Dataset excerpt
┄┄┄┄┄┄┄┄┄┄┄┄┄┄┄┄┄┄┄┄

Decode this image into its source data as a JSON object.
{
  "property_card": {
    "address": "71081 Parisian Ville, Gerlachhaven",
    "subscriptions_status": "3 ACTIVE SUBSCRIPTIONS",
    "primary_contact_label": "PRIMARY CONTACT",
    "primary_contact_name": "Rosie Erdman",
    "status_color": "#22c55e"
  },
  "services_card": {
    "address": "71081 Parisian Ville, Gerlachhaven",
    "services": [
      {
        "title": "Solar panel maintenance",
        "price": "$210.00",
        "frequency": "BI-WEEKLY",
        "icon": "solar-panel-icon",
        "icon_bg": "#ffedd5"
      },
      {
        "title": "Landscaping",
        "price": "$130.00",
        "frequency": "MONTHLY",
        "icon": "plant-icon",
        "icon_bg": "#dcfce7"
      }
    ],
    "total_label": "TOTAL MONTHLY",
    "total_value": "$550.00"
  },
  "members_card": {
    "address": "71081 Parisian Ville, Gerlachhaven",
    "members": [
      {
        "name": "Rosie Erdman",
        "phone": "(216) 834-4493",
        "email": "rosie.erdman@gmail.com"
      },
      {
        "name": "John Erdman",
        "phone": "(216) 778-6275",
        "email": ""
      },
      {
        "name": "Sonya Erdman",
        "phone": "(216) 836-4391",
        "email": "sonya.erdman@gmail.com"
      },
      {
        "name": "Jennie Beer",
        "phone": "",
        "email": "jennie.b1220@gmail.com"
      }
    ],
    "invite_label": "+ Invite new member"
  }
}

┄┄┄┄┄┄┄┄┄┄┄┄┄┄┄┄┄┄┄┄

WHAT IS BEING ASKED » Quote all of the entries verbatim.

COMPLETE RESPONSE »
Decode this image into its source data as a JSON object.
{
  "property_card": {
    "address": "71081 Parisian Ville, Gerlachhaven",
    "subscriptions_status": "3 ACTIVE SUBSCRIPTIONS",
    "primary_contact_label": "PRIMARY CONTACT",
    "primary_contact_name": "Rosie Erdman",
    "status_color": "#22c55e"
  },
  "services_card": {
    "address": "71081 Parisian Ville, Gerlachhaven",
    "services": [
      {
        "title": "Solar panel maintenance",
        "price": "$210.00",
        "frequency": "BI-WEEKLY",
        "icon": "solar-panel-icon",
        "icon_bg": "#ffedd5"
      },
      {
        "title": "Landscaping",
        "price": "$130.00",
        "frequency": "MONTHLY",
        "icon": "plant-icon",
        "icon_bg": "#dcfce7"
      }
    ],
    "total_label": "TOTAL MONTHLY",
    "total_value": "$550.00"
  },
  "members_card": {
    "address": "71081 Parisian Ville, Gerlachhaven",
    "members": [
      {
        "name": "Rosie Erdman",
        "phone": "(216) 834-4493",
        "email": "rosie.erdman@gmail.com"
      },
      {
        "name": "John Erdman",
        "phone": "(216) 778-6275",
        "email": ""
      },
      {
        "name": "Sonya Erdman",
        "phone": "(216) 836-4391",
        "email": "sonya.erdman@gmail.com"
      },
      {
        "name": "Jennie Beer",
        "phone": "",
        "email": "jennie.b1220@gmail.com"
      }
    ],
    "invite_label": "+ Invite new member"
  }
}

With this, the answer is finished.